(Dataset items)
───

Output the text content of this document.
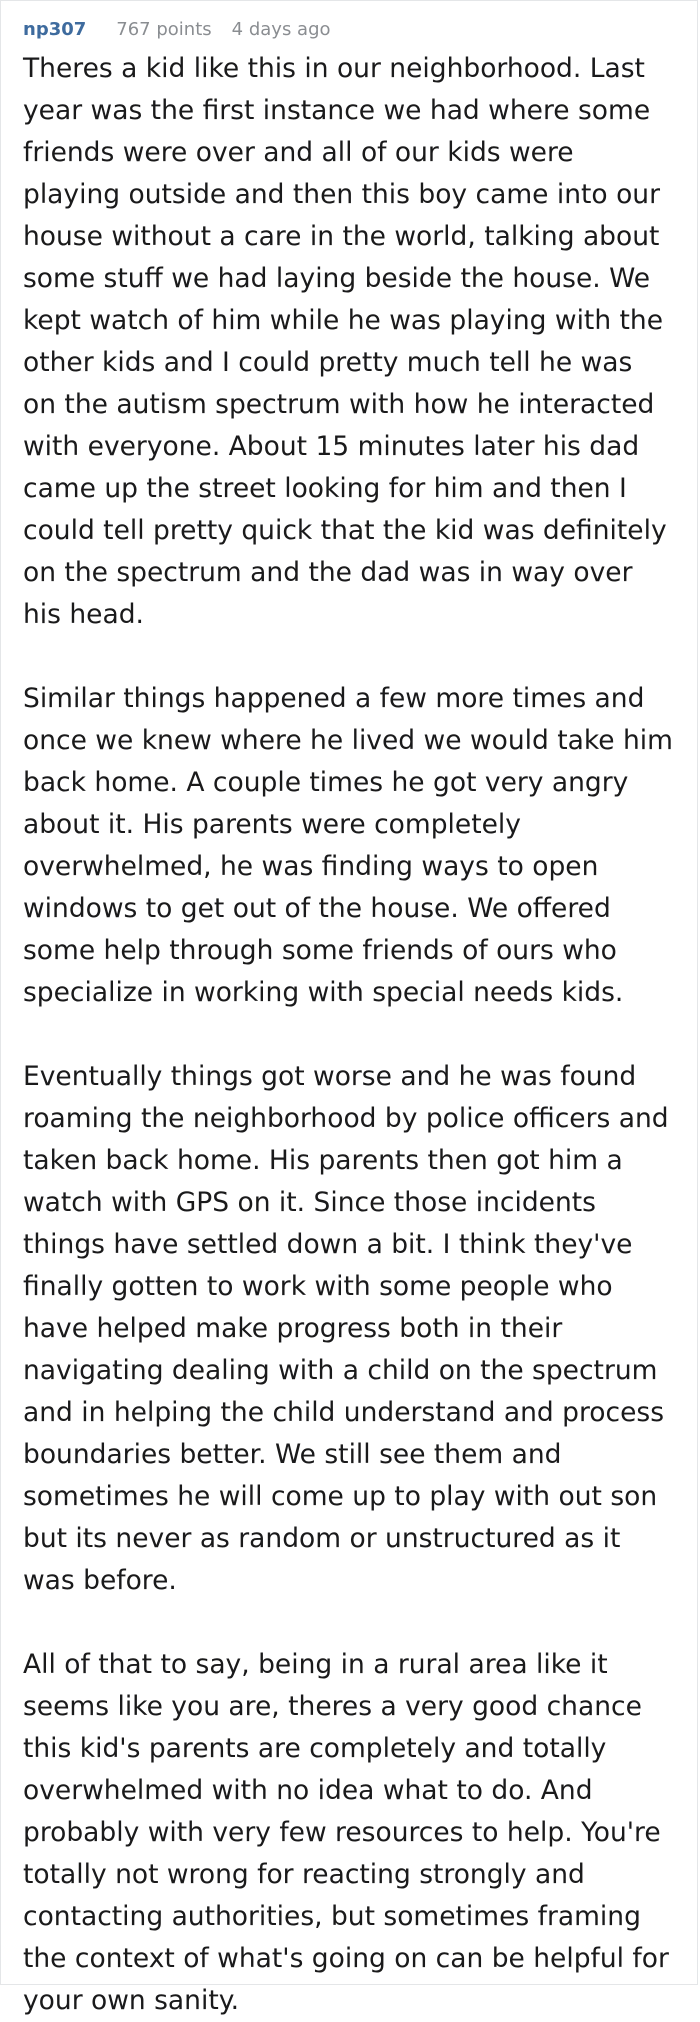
np307 767 points 4 days ago

Theres a kid like this in our neighborhood. Last year was the first instance we had where some friends were over and all of our kids were playing outside and then this boy came into our house without a care in the world, talking about some stuff we had laying beside the house. We kept watch of him while he was playing with the other kids and I could pretty much tell he was on the autism spectrum with how he interacted with everyone. About 15 minutes later his dad came up the street looking for him and then I could tell pretty quick that the kid was definitely on the spectrum and the dad was in way over his head.

Similar things happened a few more times and once we knew where he lived we would take him back home. A couple times he got very angry about it. His parents were completely overwhelmed, he was finding ways to open windows to get out of the house. We offered some help through some friends of ours who specialize in working with special needs kids.

Eventually things got worse and he was found roaming the neighborhood by police officers and taken back home. His parents then got him a watch with GPS on it. Since those incidents things have settled down a bit. I think they've finally gotten to work with some people who have helped make progress both in their navigating dealing with a child on the spectrum and in helping the child understand and process boundaries better. We still see them and sometimes he will come up to play with out son but its never as random or unstructured as it was before.

All of that to say, being in a rural area like it seems like you are, theres a very good chance this kid's parents are completely and totally overwhelmed with no idea what to do. And probably with very few resources to help. You're totally not wrong for reacting strongly and contacting authorities, but sometimes framing the context of what's going on can be helpful for your own sanity.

───

- GOAL -
Print the full listing exactly, dropping the pictures.

- RESPONSE BELOW -
Output the text content of this document.
np307 767 points 4 days ago

Theres a kid like this in our neighborhood. Last year was the first instance we had where some friends were over and all of our kids were playing outside and then this boy came into our house without a care in the world, talking about some stuff we had laying beside the house. We kept watch of him while he was playing with the other kids and I could pretty much tell he was on the autism spectrum with how he interacted with everyone. About 15 minutes later his dad came up the street looking for him and then I could tell pretty quick that the kid was definitely on the spectrum and the dad was in way over his head.

Similar things happened a few more times and once we knew where he lived we would take him back home. A couple times he got very angry about it. His parents were completely overwhelmed, he was finding ways to open windows to get out of the house. We offered some help through some friends of ours who specialize in working with special needs kids.

Eventually things got worse and he was found roaming the neighborhood by police officers and taken back home. His parents then got him a watch with GPS on it. Since those incidents things have settled down a bit. I think they've finally gotten to work with some people who have helped make progress both in their navigating dealing with a child on the spectrum and in helping the child understand and process boundaries better. We still see them and sometimes he will come up to play with out son but its never as random or unstructured as it was before.

All of that to say, being in a rural area like it seems like you are, theres a very good chance this kid's parents are completely and totally overwhelmed with no idea what to do. And probably with very few resources to help. You're totally not wrong for reacting strongly and contacting authorities, but sometimes framing the context of what's going on can be helpful for your own sanity.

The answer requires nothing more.